EXERCISE REQUIREMENTS:
Check each line of the records below and collect those holding "many".

'''

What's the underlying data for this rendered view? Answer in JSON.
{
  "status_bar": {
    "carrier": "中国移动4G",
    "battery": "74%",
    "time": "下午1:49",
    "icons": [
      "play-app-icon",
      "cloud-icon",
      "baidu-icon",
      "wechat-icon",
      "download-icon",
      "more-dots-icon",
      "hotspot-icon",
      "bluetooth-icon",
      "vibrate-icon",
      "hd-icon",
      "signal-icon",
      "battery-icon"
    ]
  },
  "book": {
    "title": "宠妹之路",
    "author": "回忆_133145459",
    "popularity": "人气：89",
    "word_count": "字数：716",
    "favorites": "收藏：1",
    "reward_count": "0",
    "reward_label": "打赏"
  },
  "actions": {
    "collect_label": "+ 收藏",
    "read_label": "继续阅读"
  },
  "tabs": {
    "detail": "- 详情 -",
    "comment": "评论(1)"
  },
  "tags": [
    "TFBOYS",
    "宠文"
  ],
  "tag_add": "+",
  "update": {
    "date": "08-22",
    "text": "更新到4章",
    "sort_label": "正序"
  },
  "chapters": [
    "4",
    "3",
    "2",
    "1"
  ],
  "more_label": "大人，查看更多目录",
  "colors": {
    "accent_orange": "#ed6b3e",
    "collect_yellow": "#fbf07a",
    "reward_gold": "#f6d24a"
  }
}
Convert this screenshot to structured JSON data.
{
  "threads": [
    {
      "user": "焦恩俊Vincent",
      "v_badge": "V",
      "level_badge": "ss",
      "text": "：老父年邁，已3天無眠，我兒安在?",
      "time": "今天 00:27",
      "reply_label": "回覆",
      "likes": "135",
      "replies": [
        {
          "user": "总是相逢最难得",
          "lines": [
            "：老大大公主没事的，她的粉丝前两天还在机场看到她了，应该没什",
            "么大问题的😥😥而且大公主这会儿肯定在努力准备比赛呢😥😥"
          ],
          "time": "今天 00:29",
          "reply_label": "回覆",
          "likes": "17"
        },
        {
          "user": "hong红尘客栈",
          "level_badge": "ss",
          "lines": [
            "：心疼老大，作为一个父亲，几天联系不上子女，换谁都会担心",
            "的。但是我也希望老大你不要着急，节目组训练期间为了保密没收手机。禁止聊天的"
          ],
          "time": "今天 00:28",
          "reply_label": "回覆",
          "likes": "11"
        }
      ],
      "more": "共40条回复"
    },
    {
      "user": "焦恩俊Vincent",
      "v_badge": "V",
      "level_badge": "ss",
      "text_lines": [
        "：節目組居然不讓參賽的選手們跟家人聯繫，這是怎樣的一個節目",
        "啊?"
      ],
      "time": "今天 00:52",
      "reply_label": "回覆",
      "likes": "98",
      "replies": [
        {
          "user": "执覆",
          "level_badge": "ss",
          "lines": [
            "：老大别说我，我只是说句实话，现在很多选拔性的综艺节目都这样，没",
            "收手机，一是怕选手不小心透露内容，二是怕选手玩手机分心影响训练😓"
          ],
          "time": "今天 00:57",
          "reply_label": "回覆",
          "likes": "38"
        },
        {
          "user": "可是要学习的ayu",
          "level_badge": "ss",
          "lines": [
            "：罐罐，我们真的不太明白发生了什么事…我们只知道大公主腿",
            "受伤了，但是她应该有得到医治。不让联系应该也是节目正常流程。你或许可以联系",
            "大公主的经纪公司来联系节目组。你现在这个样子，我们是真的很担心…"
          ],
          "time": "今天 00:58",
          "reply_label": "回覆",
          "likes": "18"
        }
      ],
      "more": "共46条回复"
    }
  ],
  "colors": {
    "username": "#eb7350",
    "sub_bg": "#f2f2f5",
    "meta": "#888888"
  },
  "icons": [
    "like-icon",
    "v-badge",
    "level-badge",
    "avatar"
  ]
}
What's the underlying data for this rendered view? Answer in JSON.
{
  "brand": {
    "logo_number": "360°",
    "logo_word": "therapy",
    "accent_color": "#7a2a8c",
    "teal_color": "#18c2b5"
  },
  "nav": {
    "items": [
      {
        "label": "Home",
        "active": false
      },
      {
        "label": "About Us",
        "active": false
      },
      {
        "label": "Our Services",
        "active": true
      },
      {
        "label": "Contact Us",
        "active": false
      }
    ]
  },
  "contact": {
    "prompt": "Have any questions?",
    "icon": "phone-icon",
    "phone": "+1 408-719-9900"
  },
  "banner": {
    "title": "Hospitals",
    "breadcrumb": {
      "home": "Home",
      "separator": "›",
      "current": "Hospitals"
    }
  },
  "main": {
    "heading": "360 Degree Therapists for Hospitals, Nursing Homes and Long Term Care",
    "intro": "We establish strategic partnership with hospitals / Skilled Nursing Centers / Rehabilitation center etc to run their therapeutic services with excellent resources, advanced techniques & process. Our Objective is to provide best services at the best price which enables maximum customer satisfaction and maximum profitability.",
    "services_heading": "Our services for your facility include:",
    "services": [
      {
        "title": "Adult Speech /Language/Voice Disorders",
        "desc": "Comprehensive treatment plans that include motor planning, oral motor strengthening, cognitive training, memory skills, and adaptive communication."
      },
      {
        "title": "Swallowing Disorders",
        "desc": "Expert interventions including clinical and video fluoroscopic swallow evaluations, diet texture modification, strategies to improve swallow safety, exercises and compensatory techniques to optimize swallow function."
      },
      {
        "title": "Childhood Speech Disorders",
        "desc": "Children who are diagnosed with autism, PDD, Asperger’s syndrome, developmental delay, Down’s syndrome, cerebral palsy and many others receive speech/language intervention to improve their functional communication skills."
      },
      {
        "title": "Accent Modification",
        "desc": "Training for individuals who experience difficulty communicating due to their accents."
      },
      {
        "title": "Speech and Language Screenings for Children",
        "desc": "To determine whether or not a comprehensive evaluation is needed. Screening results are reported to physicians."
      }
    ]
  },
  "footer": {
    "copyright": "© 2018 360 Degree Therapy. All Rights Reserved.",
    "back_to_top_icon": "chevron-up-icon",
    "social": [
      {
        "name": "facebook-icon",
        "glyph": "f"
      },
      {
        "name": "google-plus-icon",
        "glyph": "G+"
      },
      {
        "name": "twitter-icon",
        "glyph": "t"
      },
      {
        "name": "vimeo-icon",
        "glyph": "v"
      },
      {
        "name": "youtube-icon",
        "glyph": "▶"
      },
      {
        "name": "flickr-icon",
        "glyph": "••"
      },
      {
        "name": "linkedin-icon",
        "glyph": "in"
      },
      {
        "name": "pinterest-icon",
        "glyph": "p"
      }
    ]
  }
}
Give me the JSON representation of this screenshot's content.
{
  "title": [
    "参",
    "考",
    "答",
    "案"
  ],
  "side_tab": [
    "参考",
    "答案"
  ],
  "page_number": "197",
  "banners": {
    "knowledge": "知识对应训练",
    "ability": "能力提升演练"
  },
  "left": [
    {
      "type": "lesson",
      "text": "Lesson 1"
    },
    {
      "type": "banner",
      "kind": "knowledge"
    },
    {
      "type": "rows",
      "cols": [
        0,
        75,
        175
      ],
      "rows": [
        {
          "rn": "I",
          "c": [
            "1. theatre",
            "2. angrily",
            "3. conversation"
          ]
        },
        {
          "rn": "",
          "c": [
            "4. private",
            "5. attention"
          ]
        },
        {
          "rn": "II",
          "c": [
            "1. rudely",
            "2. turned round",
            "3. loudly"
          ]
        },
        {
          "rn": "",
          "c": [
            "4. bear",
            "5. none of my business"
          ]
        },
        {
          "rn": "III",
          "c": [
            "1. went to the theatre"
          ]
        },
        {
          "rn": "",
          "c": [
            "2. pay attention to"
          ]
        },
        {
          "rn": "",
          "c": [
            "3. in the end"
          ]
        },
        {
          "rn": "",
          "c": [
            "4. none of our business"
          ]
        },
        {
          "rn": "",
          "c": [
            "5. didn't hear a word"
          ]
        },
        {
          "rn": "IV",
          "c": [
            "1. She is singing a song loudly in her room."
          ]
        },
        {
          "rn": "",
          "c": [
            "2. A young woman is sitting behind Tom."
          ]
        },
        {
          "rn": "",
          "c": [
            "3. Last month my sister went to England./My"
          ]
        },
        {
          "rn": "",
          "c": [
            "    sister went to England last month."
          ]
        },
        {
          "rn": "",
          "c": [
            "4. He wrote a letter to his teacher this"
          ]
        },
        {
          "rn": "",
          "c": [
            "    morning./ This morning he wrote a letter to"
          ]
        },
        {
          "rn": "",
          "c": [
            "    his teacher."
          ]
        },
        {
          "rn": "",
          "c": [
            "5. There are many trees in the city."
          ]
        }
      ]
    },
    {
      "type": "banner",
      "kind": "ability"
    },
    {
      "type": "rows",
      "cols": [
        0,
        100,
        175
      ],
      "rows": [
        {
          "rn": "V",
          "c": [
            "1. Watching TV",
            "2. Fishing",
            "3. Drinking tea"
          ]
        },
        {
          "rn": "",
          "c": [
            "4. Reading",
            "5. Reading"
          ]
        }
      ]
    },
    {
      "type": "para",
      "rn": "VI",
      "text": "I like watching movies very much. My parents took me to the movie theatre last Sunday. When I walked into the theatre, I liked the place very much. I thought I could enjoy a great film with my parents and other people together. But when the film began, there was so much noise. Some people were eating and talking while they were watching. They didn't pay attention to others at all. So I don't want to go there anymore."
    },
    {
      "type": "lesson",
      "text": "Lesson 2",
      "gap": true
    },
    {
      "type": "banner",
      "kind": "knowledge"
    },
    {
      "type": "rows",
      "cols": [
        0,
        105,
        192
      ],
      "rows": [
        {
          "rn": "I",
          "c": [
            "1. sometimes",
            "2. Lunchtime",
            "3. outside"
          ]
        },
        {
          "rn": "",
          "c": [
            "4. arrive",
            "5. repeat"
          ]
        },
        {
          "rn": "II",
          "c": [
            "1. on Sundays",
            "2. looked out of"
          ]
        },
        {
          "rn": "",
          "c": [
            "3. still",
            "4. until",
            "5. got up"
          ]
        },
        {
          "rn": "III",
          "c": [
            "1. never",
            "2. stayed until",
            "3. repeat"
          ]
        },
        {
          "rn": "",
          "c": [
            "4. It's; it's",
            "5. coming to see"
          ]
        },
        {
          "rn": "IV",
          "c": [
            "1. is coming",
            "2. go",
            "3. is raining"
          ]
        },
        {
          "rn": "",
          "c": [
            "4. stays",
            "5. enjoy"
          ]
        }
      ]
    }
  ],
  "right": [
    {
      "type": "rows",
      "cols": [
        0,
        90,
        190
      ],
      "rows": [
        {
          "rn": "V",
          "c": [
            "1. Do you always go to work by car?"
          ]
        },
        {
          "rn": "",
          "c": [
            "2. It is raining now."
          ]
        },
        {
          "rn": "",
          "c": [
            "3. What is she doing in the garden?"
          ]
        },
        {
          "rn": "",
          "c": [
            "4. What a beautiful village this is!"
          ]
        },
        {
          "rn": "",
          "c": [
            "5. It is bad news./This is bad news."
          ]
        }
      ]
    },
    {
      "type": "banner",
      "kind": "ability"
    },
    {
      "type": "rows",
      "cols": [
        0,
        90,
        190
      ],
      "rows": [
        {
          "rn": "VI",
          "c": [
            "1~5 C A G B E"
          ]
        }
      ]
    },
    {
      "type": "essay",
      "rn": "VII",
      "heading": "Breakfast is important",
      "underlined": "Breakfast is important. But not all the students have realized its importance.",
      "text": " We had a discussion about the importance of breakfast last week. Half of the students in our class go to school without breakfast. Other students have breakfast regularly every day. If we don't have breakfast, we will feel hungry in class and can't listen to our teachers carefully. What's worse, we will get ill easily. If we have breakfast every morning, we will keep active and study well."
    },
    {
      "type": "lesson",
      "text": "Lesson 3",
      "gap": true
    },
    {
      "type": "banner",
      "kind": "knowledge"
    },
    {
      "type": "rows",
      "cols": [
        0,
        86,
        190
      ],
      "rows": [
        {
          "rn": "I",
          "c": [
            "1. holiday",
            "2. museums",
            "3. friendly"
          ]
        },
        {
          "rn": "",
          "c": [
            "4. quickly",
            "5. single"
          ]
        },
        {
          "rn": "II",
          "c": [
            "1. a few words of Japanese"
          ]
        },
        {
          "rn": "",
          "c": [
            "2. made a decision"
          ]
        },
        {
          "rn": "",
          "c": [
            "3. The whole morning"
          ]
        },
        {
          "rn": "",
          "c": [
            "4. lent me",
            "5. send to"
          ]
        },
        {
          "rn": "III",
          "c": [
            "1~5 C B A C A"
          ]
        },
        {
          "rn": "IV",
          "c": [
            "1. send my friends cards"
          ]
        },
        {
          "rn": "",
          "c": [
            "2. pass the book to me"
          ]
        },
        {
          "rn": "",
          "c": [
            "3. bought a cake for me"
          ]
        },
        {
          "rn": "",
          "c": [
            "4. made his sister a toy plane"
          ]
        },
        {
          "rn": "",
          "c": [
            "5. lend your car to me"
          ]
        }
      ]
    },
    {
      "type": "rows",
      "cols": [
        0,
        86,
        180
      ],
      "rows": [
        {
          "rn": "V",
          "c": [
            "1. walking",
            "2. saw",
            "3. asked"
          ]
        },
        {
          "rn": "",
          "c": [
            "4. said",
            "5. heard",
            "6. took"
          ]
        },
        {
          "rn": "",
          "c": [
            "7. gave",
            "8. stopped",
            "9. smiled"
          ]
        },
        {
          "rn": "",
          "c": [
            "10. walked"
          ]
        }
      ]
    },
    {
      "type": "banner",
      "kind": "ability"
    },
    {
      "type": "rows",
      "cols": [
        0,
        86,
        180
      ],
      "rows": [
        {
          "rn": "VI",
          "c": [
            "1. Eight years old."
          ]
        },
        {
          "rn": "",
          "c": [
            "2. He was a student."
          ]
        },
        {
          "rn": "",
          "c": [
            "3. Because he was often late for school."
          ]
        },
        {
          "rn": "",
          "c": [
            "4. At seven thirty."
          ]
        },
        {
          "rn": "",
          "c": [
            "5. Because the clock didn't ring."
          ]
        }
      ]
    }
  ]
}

'''

REPLY TO THE EXERCISE:
        "desc": "Children who are diagnosed with autism, PDD, Asperger’s syndrome, developmental delay, Down’s syndrome, cerebral palsy and many others receive speech/language intervention to improve their functional communication skills."
            "5. There are many trees in the city."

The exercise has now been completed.